● Problem details
Print all records exactly, leaving nothing out.

== Source records

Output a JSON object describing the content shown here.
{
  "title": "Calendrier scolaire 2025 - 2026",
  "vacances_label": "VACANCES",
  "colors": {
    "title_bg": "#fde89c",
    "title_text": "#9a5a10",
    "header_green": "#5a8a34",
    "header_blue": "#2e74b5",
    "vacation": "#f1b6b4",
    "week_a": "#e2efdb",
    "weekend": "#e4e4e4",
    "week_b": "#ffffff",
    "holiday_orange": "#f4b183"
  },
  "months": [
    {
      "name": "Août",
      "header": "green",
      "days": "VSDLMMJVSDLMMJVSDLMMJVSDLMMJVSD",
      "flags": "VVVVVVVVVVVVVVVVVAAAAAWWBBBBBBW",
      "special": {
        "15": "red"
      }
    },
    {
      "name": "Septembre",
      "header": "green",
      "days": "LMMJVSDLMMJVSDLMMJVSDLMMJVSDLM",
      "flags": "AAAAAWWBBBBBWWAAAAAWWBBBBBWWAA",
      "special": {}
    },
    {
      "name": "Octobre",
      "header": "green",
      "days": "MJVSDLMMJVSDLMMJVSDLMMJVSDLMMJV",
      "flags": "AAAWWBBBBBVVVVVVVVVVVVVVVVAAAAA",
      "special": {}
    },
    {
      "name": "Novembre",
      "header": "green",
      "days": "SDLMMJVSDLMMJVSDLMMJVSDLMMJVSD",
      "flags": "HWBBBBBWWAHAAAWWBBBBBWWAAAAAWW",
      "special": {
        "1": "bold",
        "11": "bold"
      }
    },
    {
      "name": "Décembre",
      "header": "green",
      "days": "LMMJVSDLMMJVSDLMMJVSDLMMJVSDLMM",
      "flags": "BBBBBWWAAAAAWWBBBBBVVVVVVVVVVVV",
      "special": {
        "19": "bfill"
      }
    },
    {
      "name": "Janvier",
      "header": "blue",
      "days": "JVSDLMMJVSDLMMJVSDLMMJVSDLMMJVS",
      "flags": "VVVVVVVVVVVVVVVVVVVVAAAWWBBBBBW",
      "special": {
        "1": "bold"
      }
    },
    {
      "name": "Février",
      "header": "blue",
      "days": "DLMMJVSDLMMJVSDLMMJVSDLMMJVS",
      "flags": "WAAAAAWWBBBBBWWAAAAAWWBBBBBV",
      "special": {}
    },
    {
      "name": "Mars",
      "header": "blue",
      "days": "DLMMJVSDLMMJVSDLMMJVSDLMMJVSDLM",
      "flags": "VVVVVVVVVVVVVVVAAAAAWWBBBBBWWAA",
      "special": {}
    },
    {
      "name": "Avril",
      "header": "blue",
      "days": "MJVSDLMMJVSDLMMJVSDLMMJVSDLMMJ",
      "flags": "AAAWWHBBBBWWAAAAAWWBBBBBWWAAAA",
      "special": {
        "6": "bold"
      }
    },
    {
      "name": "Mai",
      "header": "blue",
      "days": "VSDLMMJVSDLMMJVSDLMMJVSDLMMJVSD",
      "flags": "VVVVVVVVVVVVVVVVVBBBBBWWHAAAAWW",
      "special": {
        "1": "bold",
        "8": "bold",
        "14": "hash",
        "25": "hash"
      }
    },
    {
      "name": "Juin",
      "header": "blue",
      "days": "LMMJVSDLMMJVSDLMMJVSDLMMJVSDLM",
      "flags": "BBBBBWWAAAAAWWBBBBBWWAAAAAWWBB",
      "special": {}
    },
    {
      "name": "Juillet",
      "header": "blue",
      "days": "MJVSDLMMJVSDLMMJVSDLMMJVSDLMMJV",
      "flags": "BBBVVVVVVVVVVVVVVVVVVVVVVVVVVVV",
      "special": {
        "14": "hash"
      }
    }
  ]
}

====

● Exercise solution
Output a JSON object describing the content shown here.
{
  "title": "Calendrier scolaire 2025 - 2026",
  "vacances_label": "VACANCES",
  "colors": {
    "title_bg": "#fde89c",
    "title_text": "#9a5a10",
    "header_green": "#5a8a34",
    "header_blue": "#2e74b5",
    "vacation": "#f1b6b4",
    "week_a": "#e2efdb",
    "weekend": "#e4e4e4",
    "week_b": "#ffffff",
    "holiday_orange": "#f4b183"
  },
  "months": [
    {
      "name": "Août",
      "header": "green",
      "days": "VSDLMMJVSDLMMJVSDLMMJVSDLMMJVSD",
      "flags": "VVVVVVVVVVVVVVVVVAAAAAWWBBBBBBW",
      "special": {
        "15": "red"
      }
    },
    {
      "name": "Septembre",
      "header": "green",
      "days": "LMMJVSDLMMJVSDLMMJVSDLMMJVSDLM",
      "flags": "AAAAAWWBBBBBWWAAAAAWWBBBBBWWAA",
      "special": {}
    },
    {
      "name": "Octobre",
      "header": "green",
      "days": "MJVSDLMMJVSDLMMJVSDLMMJVSDLMMJV",
      "flags": "AAAWWBBBBBVVVVVVVVVVVVVVVVAAAAA",
      "special": {}
    },
    {
      "name": "Novembre",
      "header": "green",
      "days": "SDLMMJVSDLMMJVSDLMMJVSDLMMJVSD",
      "flags": "HWBBBBBWWAHAAAWWBBBBBWWAAAAAWW",
      "special": {
        "1": "bold",
        "11": "bold"
      }
    },
    {
      "name": "Décembre",
      "header": "green",
      "days": "LMMJVSDLMMJVSDLMMJVSDLMMJVSDLMM",
      "flags": "BBBBBWWAAAAAWWBBBBBVVVVVVVVVVVV",
      "special": {
        "19": "bfill"
      }
    },
    {
      "name": "Janvier",
      "header": "blue",
      "days": "JVSDLMMJVSDLMMJVSDLMMJVSDLMMJVS",
      "flags": "VVVVVVVVVVVVVVVVVVVVAAAWWBBBBBW",
      "special": {
        "1": "bold"
      }
    },
    {
      "name": "Février",
      "header": "blue",
      "days": "DLMMJVSDLMMJVSDLMMJVSDLMMJVS",
      "flags": "WAAAAAWWBBBBBWWAAAAAWWBBBBBV",
      "special": {}
    },
    {
      "name": "Mars",
      "header": "blue",
      "days": "DLMMJVSDLMMJVSDLMMJVSDLMMJVSDLM",
      "flags": "VVVVVVVVVVVVVVVAAAAAWWBBBBBWWAA",
      "special": {}
    },
    {
      "name": "Avril",
      "header": "blue",
      "days": "MJVSDLMMJVSDLMMJVSDLMMJVSDLMMJ",
      "flags": "AAAWWHBBBBWWAAAAAWWBBBBBWWAAAA",
      "special": {
        "6": "bold"
      }
    },
    {
      "name": "Mai",
      "header": "blue",
      "days": "VSDLMMJVSDLMMJVSDLMMJVSDLMMJVSD",
      "flags": "VVVVVVVVVVVVVVVVVBBBBBWWHAAAAWW",
      "special": {
        "1": "bold",
        "8": "bold",
        "14": "hash",
        "25": "hash"
      }
    },
    {
      "name": "Juin",
      "header": "blue",
      "days": "LMMJVSDLMMJVSDLMMJVSDLMMJVSDLM",
      "flags": "BBBBBWWAAAAAWWBBBBBWWAAAAAWWBB",
      "special": {}
    },
    {
      "name": "Juillet",
      "header": "blue",
      "days": "MJVSDLMMJVSDLMMJVSDLMMJVSDLMMJV",
      "flags": "BBBVVVVVVVVVVVVVVVVVVVVVVVVVVVV",
      "special": {
        "14": "hash"
      }
    }
  ]
}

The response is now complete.